Data entries
- - - - - - -
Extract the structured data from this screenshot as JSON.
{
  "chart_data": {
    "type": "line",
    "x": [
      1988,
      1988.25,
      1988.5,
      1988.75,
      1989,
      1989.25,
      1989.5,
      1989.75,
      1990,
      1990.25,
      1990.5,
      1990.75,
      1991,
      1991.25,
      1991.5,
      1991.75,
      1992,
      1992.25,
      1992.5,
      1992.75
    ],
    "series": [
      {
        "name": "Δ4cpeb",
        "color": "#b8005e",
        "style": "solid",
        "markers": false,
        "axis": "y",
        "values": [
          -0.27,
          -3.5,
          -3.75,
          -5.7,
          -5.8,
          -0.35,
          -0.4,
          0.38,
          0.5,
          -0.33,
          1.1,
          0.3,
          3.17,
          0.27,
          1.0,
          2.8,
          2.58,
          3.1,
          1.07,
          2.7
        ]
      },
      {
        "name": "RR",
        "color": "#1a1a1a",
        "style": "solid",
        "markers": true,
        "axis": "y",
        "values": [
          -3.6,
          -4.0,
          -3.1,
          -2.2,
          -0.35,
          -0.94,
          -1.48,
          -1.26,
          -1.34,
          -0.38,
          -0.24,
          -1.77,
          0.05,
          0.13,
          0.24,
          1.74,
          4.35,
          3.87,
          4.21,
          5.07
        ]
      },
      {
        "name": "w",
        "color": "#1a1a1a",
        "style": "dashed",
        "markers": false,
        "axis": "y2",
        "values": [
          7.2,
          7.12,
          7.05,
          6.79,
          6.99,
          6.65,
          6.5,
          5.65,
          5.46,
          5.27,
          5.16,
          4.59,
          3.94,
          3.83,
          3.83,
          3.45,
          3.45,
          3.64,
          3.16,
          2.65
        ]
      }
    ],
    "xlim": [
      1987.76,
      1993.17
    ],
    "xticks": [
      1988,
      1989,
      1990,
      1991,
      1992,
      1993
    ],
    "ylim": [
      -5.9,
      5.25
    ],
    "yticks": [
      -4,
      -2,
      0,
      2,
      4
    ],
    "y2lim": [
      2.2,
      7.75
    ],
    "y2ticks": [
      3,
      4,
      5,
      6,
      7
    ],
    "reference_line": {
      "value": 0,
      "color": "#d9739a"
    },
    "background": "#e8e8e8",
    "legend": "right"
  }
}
- - - - - - -
What is needed here is an exact reproduction of all the entries.

▸ PROBLEM SOLUTION
Extract the structured data from this screenshot as JSON.
{
  "chart_data": {
    "type": "line",
    "x": [
      1988,
      1988.25,
      1988.5,
      1988.75,
      1989,
      1989.25,
      1989.5,
      1989.75,
      1990,
      1990.25,
      1990.5,
      1990.75,
      1991,
      1991.25,
      1991.5,
      1991.75,
      1992,
      1992.25,
      1992.5,
      1992.75
    ],
    "series": [
      {
        "name": "Δ4cpeb",
        "color": "#b8005e",
        "style": "solid",
        "markers": false,
        "axis": "y",
        "values": [
          -0.27,
          -3.5,
          -3.75,
          -5.7,
          -5.8,
          -0.35,
          -0.4,
          0.38,
          0.5,
          -0.33,
          1.1,
          0.3,
          3.17,
          0.27,
          1.0,
          2.8,
          2.58,
          3.1,
          1.07,
          2.7
        ]
      },
      {
        "name": "RR",
        "color": "#1a1a1a",
        "style": "solid",
        "markers": true,
        "axis": "y",
        "values": [
          -3.6,
          -4.0,
          -3.1,
          -2.2,
          -0.35,
          -0.94,
          -1.48,
          -1.26,
          -1.34,
          -0.38,
          -0.24,
          -1.77,
          0.05,
          0.13,
          0.24,
          1.74,
          4.35,
          3.87,
          4.21,
          5.07
        ]
      },
      {
        "name": "w",
        "color": "#1a1a1a",
        "style": "dashed",
        "markers": false,
        "axis": "y2",
        "values": [
          7.2,
          7.12,
          7.05,
          6.79,
          6.99,
          6.65,
          6.5,
          5.65,
          5.46,
          5.27,
          5.16,
          4.59,
          3.94,
          3.83,
          3.83,
          3.45,
          3.45,
          3.64,
          3.16,
          2.65
        ]
      }
    ],
    "xlim": [
      1987.76,
      1993.17
    ],
    "xticks": [
      1988,
      1989,
      1990,
      1991,
      1992,
      1993
    ],
    "ylim": [
      -5.9,
      5.25
    ],
    "yticks": [
      -4,
      -2,
      0,
      2,
      4
    ],
    "y2lim": [
      2.2,
      7.75
    ],
    "y2ticks": [
      3,
      4,
      5,
      6,
      7
    ],
    "reference_line": {
      "value": 0,
      "color": "#d9739a"
    },
    "background": "#e8e8e8",
    "legend": "right"
  }
}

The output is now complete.